**Task instructions**
Copy the material that follows word for word and omit its pictures.

[Collected data entries]
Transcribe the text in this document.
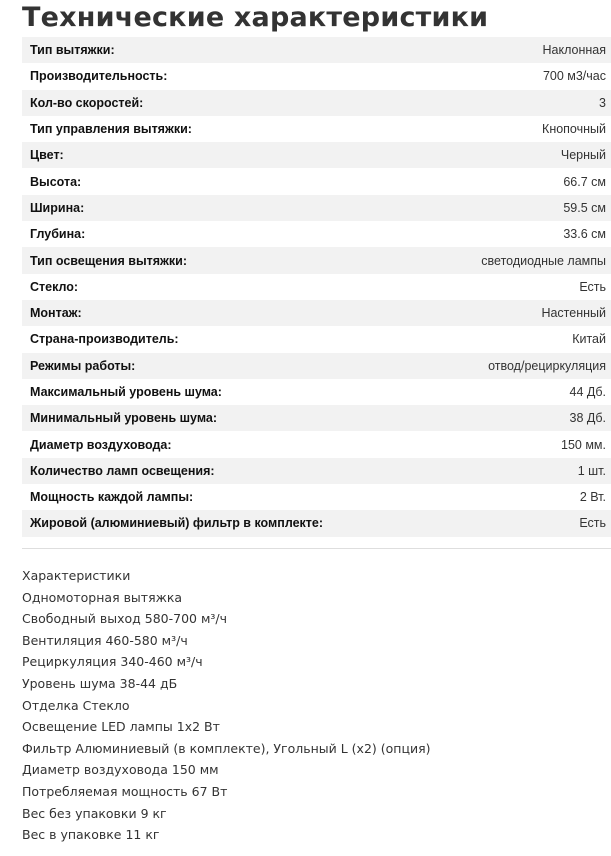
Технические характеристики
Тип вытяжки:	Наклонная
Производительность:	700 м3/час
Кол-во скоростей:	3
Тип управления вытяжки:	Кнопочный
Цвет:	Черный
Высота:	66.7 см
Ширина:	59.5 см
Глубина:	33.6 см
Тип освещения вытяжки:	светодиодные лампы
Стекло:	Есть
Монтаж:	Настенный
Страна-производитель:	Китай
Режимы работы:	отвод/рециркуляция
Максимальный уровень шума:	44 Дб.
Минимальный уровень шума:	38 Дб.
Диаметр воздуховода:	150 мм.
Количество ламп освещения:	1 шт.
Мощность каждой лампы:	2 Вт.
Жировой (алюминиевый) фильтр в комплекте:	Есть
Характеристики
Одномоторная вытяжка
Свободный выход 580-700 м³/ч
Вентиляция 460-580 м³/ч
Рециркуляция 340-460 м³/ч
Уровень шума 38-44 дБ
Отделка Стекло
Освещение LED лампы 1x2 Вт
Фильтр Алюминиевый (в комплекте), Угольный L (x2) (опция)
Диаметр воздуховода 150 мм
Потребляемая мощность 67 Вт
Вес без упаковки 9 кг
Вес в упаковке 11 кг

**Expected output**
Transcribe the text in this document.
Технические характеристики
Тип вытяжки:	Наклонная
Производительность:	700 м3/час
Кол-во скоростей:	3
Тип управления вытяжки:	Кнопочный
Цвет:	Черный
Высота:	66.7 см
Ширина:	59.5 см
Глубина:	33.6 см
Тип освещения вытяжки:	светодиодные лампы
Стекло:	Есть
Монтаж:	Настенный
Страна-производитель:	Китай
Режимы работы:	отвод/рециркуляция
Максимальный уровень шума:	44 Дб.
Минимальный уровень шума:	38 Дб.
Диаметр воздуховода:	150 мм.
Количество ламп освещения:	1 шт.
Мощность каждой лампы:	2 Вт.
Жировой (алюминиевый) фильтр в комплекте:	Есть
Характеристики
Одномоторная вытяжка
Свободный выход 580-700 м³/ч
Вентиляция 460-580 м³/ч
Рециркуляция 340-460 м³/ч
Уровень шума 38-44 дБ
Отделка Стекло
Освещение LED лампы 1x2 Вт
Фильтр Алюминиевый (в комплекте), Угольный L (x2) (опция)
Диаметр воздуховода 150 мм
Потребляемая мощность 67 Вт
Вес без упаковки 9 кг
Вес в упаковке 11 кг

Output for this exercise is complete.